Task instructions →
Identify, in the records below, every line where the string "Contents" appears, and copy each such line.

Records to use →
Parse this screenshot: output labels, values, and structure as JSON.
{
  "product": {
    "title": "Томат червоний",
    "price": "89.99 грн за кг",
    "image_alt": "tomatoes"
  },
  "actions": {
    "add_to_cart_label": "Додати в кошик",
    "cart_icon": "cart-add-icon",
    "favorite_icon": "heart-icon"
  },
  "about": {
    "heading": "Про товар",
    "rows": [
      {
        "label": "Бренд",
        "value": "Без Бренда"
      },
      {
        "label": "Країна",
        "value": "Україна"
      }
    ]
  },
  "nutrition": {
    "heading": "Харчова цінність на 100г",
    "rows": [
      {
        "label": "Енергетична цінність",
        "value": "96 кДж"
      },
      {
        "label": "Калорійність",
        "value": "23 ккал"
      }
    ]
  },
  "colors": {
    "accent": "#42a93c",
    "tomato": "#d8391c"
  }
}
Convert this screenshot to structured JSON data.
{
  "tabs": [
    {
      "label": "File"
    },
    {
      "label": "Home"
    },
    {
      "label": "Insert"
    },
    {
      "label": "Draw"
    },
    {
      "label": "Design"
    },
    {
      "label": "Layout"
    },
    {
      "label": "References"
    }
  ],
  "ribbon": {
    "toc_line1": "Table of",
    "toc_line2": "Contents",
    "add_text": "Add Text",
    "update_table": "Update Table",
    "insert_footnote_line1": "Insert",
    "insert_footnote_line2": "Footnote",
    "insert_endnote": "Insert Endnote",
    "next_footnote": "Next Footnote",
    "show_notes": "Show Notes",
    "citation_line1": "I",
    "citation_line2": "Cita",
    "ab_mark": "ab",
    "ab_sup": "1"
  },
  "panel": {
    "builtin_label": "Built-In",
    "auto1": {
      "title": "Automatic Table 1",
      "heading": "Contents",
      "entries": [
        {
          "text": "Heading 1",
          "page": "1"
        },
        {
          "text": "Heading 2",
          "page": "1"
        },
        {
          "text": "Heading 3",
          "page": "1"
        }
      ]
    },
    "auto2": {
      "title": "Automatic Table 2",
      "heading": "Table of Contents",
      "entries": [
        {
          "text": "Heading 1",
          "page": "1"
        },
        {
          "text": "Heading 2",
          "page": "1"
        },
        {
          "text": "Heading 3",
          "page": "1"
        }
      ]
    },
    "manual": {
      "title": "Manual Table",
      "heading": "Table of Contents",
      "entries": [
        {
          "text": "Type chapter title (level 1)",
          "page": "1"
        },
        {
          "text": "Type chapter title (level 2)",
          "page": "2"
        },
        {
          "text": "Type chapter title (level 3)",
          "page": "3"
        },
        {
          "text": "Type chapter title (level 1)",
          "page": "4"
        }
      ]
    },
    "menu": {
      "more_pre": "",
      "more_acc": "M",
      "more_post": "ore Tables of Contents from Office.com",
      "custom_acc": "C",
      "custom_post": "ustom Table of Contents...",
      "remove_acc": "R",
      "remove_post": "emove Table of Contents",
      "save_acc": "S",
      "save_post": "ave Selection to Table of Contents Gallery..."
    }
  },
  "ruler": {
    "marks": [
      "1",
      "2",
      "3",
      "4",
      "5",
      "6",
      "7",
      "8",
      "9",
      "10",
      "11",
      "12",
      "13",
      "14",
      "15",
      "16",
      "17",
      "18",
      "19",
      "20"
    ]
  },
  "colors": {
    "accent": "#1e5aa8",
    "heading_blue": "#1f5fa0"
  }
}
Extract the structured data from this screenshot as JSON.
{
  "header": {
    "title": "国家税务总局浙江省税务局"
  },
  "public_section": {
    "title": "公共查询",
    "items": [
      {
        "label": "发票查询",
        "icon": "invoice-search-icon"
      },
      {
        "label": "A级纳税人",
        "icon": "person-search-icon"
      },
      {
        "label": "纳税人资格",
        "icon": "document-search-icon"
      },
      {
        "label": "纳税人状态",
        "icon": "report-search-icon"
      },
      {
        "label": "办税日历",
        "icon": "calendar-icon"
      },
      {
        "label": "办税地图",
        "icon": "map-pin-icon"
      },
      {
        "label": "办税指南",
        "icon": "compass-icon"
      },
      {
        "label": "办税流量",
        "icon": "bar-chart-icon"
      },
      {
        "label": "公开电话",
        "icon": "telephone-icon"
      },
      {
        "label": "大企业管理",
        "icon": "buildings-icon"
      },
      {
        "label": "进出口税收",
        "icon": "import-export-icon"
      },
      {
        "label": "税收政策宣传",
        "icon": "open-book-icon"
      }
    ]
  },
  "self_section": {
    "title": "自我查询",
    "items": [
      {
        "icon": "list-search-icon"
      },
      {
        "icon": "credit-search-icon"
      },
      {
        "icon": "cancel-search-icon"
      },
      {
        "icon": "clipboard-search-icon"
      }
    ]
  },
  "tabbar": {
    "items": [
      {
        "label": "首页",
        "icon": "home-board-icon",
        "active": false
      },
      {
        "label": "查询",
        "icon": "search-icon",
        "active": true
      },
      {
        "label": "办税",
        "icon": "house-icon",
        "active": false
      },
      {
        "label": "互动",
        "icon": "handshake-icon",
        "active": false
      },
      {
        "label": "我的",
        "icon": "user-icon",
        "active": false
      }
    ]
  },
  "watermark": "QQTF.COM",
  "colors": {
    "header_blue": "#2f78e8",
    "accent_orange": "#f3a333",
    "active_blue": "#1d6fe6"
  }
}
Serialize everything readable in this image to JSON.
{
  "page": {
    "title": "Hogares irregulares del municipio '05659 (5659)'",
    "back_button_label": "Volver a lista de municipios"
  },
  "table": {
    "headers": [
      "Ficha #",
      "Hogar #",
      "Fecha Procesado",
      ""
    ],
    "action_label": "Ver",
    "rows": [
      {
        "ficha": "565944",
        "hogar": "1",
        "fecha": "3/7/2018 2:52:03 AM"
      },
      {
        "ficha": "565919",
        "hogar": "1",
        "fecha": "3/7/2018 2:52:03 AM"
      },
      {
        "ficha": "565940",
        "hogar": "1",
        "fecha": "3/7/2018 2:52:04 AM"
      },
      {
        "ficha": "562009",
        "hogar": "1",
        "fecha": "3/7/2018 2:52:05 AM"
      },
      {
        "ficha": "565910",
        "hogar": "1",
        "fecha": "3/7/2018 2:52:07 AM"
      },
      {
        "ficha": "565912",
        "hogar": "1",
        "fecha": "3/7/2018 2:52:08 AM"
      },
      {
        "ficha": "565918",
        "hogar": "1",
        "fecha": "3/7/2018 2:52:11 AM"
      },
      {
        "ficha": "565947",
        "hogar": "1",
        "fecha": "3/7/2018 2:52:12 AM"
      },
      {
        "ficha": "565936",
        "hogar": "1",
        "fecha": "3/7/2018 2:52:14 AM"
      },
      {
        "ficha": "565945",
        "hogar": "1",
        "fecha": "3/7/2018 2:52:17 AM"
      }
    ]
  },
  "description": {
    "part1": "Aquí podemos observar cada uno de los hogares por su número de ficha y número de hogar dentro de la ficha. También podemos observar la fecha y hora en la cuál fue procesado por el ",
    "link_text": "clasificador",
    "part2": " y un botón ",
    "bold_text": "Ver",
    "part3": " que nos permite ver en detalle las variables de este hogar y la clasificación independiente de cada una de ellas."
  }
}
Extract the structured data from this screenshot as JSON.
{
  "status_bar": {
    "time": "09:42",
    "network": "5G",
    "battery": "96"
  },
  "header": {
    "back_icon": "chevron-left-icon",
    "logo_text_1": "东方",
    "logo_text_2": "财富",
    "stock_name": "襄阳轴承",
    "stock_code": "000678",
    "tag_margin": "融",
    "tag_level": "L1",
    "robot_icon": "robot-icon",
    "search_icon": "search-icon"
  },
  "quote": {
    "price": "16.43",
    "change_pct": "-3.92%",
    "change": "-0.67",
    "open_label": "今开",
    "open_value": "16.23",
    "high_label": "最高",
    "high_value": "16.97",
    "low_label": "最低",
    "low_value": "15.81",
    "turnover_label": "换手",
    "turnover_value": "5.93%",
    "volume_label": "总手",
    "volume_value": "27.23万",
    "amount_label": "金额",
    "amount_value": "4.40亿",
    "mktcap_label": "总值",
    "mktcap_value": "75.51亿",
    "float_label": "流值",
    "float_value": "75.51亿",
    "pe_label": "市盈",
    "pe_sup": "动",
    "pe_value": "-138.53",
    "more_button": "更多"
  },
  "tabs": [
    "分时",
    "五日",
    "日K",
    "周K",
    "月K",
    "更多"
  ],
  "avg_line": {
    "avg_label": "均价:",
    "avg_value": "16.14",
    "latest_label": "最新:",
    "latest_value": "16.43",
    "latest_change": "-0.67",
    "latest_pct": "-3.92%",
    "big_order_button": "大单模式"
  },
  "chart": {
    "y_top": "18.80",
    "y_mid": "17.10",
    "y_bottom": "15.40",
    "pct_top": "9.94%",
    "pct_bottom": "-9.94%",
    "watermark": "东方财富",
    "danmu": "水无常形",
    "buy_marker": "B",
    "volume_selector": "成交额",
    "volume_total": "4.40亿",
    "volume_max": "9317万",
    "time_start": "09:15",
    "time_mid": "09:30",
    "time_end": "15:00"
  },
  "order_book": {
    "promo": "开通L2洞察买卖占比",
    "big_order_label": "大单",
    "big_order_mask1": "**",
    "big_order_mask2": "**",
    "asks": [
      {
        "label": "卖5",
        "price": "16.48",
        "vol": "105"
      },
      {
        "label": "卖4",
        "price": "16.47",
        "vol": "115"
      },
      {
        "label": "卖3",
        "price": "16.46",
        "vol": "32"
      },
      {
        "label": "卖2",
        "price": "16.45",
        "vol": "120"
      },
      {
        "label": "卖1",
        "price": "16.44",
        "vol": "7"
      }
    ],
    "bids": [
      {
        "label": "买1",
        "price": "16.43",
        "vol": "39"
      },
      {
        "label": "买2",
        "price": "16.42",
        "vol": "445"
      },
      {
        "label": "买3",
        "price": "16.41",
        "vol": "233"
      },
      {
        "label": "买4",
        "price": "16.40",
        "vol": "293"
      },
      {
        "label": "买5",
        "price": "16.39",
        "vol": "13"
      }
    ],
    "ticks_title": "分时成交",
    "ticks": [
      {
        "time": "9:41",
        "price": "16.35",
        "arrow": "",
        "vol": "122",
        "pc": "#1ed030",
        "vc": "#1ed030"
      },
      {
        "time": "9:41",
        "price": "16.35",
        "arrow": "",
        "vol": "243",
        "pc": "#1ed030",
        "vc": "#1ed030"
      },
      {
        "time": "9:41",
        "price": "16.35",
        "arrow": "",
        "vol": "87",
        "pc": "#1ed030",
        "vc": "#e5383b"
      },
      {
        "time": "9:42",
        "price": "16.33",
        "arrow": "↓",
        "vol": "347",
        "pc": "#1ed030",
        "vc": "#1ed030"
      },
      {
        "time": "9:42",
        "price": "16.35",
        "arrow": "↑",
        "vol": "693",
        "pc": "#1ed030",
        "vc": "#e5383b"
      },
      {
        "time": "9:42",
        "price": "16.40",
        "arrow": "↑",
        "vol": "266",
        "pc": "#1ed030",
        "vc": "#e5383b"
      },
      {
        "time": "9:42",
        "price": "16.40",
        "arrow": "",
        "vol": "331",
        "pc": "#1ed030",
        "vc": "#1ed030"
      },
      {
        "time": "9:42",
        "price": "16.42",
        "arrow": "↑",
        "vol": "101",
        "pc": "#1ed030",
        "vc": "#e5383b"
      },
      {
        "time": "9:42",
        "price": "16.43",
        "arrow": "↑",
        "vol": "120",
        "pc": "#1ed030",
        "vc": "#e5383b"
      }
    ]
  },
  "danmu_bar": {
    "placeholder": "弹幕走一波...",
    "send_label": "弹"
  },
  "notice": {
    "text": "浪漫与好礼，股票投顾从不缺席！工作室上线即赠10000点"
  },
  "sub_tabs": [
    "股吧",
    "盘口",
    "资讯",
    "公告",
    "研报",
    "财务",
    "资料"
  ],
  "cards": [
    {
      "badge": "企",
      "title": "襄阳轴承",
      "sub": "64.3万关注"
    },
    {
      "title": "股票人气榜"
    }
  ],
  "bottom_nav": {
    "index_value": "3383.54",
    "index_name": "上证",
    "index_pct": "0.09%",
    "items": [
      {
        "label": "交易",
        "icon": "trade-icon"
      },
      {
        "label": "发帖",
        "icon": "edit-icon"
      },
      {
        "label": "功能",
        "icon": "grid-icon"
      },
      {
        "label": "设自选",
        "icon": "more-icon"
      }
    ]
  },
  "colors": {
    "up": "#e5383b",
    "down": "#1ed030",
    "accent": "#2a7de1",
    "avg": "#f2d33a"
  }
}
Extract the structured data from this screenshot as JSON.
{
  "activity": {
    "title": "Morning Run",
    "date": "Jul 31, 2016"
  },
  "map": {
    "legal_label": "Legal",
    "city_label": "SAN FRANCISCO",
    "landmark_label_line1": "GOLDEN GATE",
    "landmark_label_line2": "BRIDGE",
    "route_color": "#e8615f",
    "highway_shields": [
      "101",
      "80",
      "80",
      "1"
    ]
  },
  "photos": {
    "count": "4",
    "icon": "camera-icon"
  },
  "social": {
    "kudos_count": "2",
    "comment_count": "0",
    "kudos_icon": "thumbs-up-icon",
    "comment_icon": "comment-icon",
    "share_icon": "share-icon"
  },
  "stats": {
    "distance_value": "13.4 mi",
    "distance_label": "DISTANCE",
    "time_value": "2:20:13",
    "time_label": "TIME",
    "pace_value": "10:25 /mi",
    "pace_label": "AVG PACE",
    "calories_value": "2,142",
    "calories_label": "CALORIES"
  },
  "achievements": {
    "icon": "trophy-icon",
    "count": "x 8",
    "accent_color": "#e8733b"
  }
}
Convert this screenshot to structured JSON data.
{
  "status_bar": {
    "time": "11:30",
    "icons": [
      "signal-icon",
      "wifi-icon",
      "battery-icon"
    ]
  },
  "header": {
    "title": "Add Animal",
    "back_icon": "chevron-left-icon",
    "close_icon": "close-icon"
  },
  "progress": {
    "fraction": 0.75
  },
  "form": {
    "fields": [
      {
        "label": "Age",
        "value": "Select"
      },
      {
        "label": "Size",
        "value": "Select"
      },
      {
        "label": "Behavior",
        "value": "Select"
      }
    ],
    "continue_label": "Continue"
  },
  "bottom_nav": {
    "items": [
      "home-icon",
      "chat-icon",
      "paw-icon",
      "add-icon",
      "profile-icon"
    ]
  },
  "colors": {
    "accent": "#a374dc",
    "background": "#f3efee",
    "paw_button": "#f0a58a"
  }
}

Response to the task →
    "toc_line2": "Contents",
      "heading": "Contents",
      "heading": "Table of Contents",
      "heading": "Table of Contents",
      "more_post": "ore Tables of Contents from Office.com",
      "custom_post": "ustom Table of Contents...",
      "remove_post": "emove Table of Contents",
      "save_post": "ave Selection to Table of Contents Gallery..."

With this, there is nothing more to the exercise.